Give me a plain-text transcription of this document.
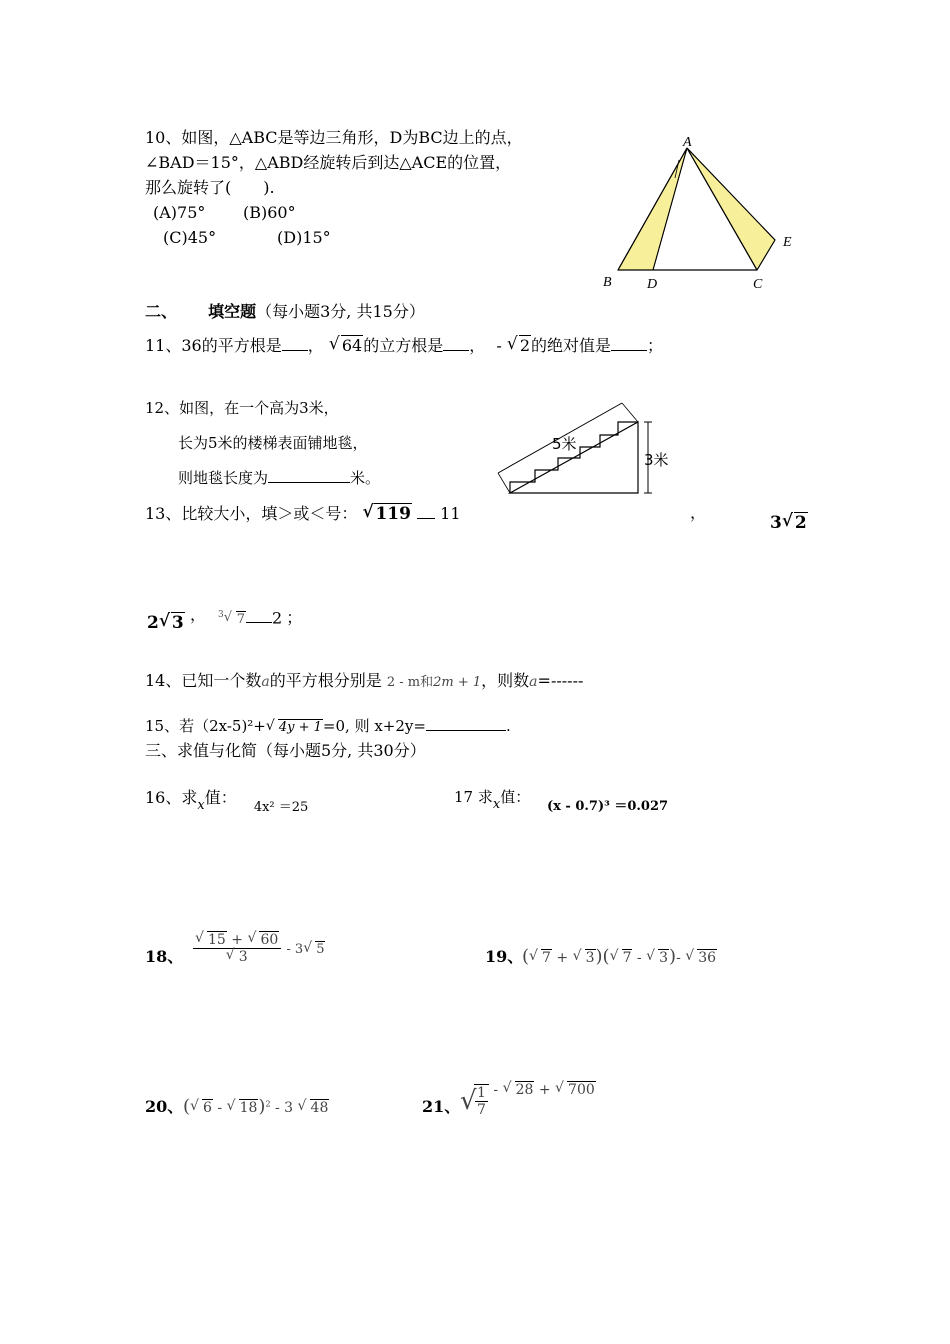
10、如图，△ABC是等边三角形，D为BC边上的点，
∠BAD＝15°，△ABD经旋转后到达△ACE的位置，
那么旋转了(　　).
(A)75° (B)60°
(C)45°	(D)15°
A
B	D	C
E
二、 填空题（每小题3分, 共15分）
11、36的平方根是 ， √ 64的立方根是 ， - √ 2的绝对值是 ；
12、如图，在一个高为3米，
长为5米的楼梯表面铺地毯，
则地毯长度为	米。
5米
3米
13、比较大小，填＞或＜号： √ 119 11	，
3 √ 2
2 √ 3 ， $^3$ √ 7 2 ；
14、已知一个数a的平方根分别是 2 - m和2m + 1，则数a=------
15、若（2x-5)²+ √ 4y + 1=0, 则 x+2y=	.
三、求值与化简（每小题5分, 共30分）
16、求$_x$值： $_{4x^2 =25}$
17 求x值： (x - 0.7)³ ＝0.027
18、 $\frac{√ 15 + √ 60}{√ 3} - 3$ √ 5	19、
( √ 7 + √ 3)( √ 7 - √ 3)- √ 36
20、 ( √ 6 - √ 18)$^2$ - 3 √ 48	21、 √
$\frac{1}{7}$ - √ 28 + √ 700
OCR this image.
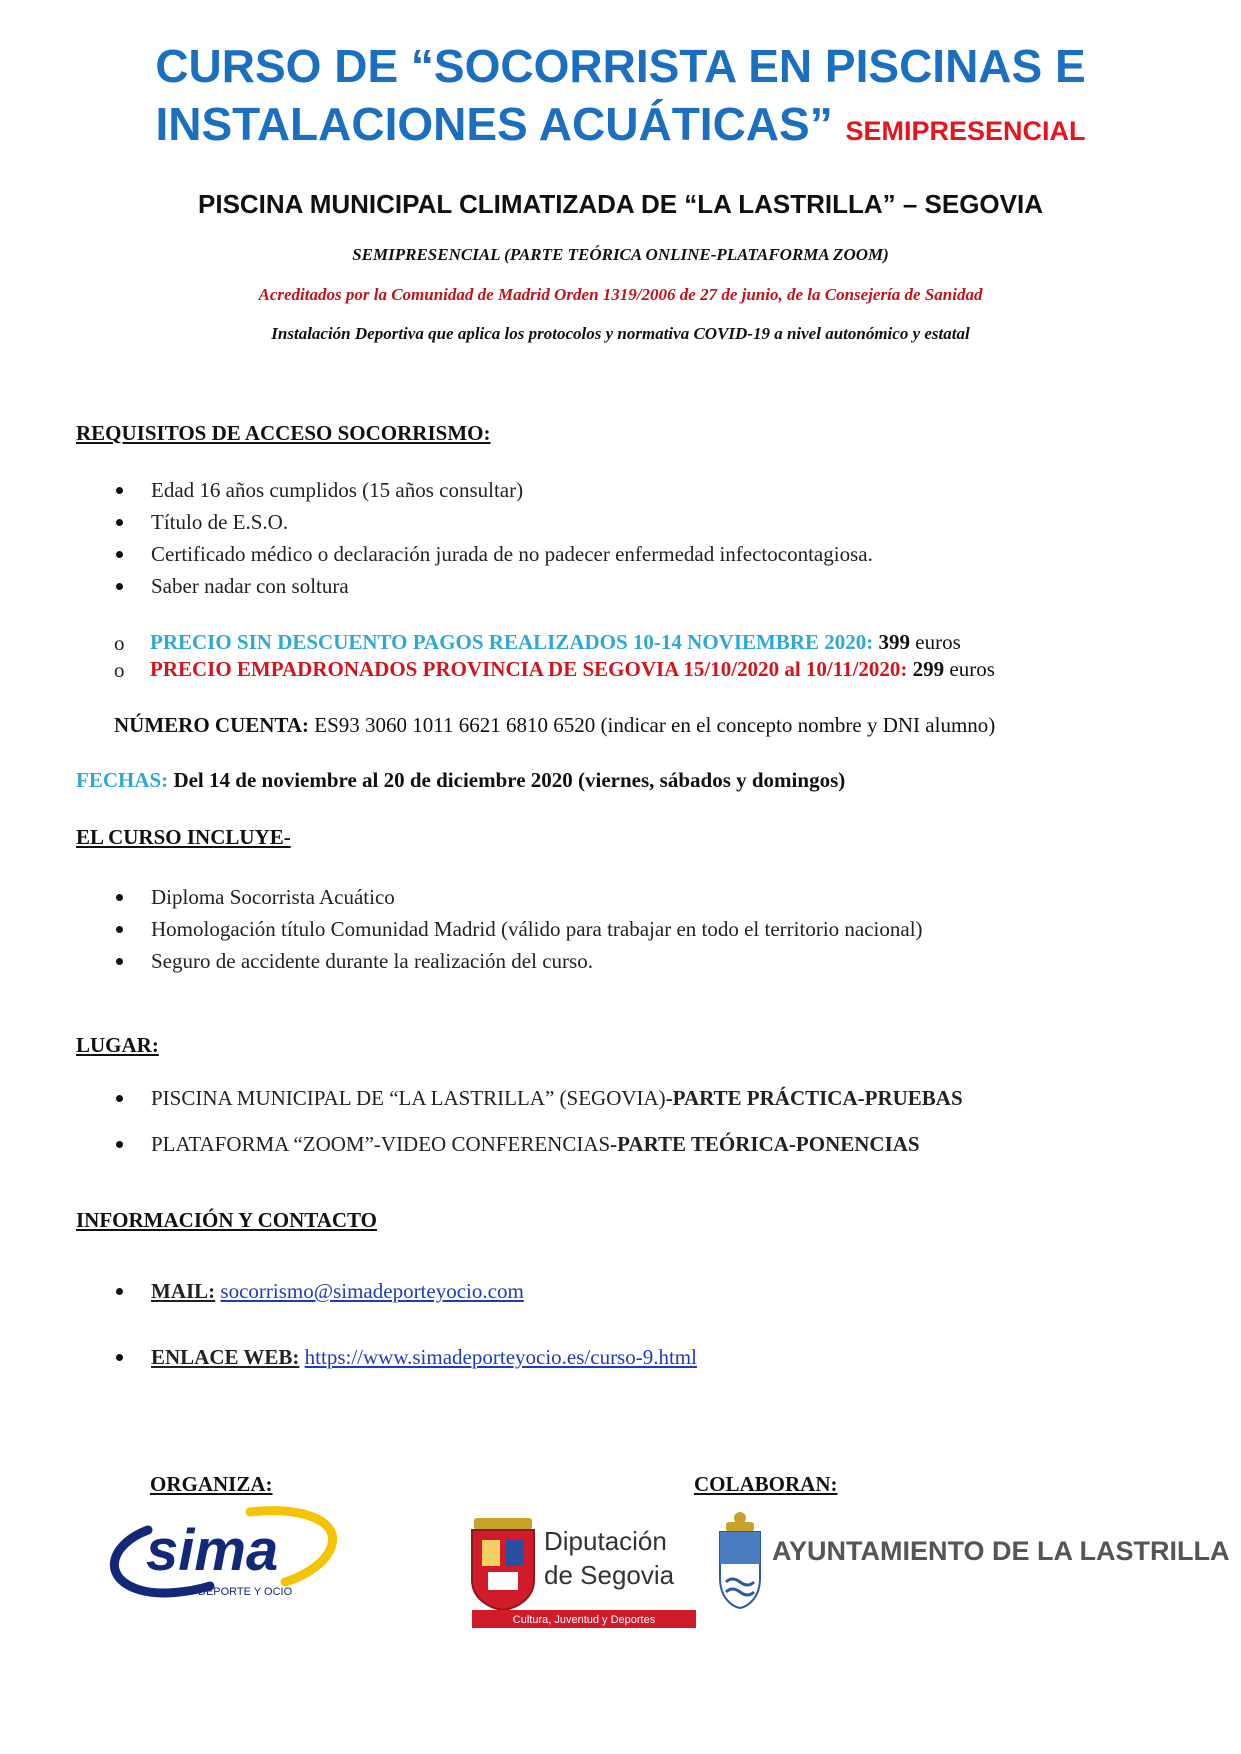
CURSO DE “SOCORRISTA EN PISCINAS E
INSTALACIONES ACUÁTICAS” SEMIPRESENCIAL
PISCINA MUNICIPAL CLIMATIZADA DE “LA LASTRILLA” – SEGOVIA
SEMIPRESENCIAL (PARTE TEÓRICA ONLINE-PLATAFORMA ZOOM)
Acreditados por la Comunidad de Madrid Orden 1319/2006 de 27 de junio, de la Consejería de Sanidad
Instalación Deportiva que aplica los protocolos y normativa COVID-19 a nivel autonómico y estatal
REQUISITOS DE ACCESO SOCORRISMO:
Edad 16 años cumplidos (15 años consultar)
Título de E.S.O.
Certificado médico o declaración jurada de no padecer enfermedad infectocontagiosa.
Saber nadar con soltura
o PRECIO SIN DESCUENTO PAGOS REALIZADOS 10-14 NOVIEMBRE 2020: 399 euros
o PRECIO EMPADRONADOS PROVINCIA DE SEGOVIA 15/10/2020 al 10/11/2020: 299 euros
NÚMERO CUENTA: ES93 3060 1011 6621 6810 6520 (indicar en el concepto nombre y DNI alumno)
FECHAS: Del 14 de noviembre al 20 de diciembre 2020 (viernes, sábados y domingos)
EL CURSO INCLUYE-
Diploma Socorrista Acuático
Homologación título Comunidad Madrid (válido para trabajar en todo el territorio nacional)
Seguro de accidente durante la realización del curso.
LUGAR:
PISCINA MUNICIPAL DE “LA LASTRILLA” (SEGOVIA)-PARTE PRÁCTICA-PRUEBAS
PLATAFORMA “ZOOM”-VIDEO CONFERENCIAS-PARTE TEÓRICA-PONENCIAS
INFORMACIÓN Y CONTACTO
MAIL: socorrismo@simadeporteyocio.com
ENLACE WEB: https://www.simadeporteyocio.es/curso-9.html
ORGANIZA:	COLABORAN:
sima
DEPORTE Y OCIO
Diputación
de Segovia
Cultura, Juventud y Deportes
AYUNTAMIENTO DE LA LASTRILLA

______

Problem statement: Scan the data above and copy every line with "euros" in it.

Result of this task:
o PRECIO SIN DESCUENTO PAGOS REALIZADOS 10-14 NOVIEMBRE 2020: 399 euros
o PRECIO EMPADRONADOS PROVINCIA DE SEGOVIA 15/10/2020 al 10/11/2020: 299 euros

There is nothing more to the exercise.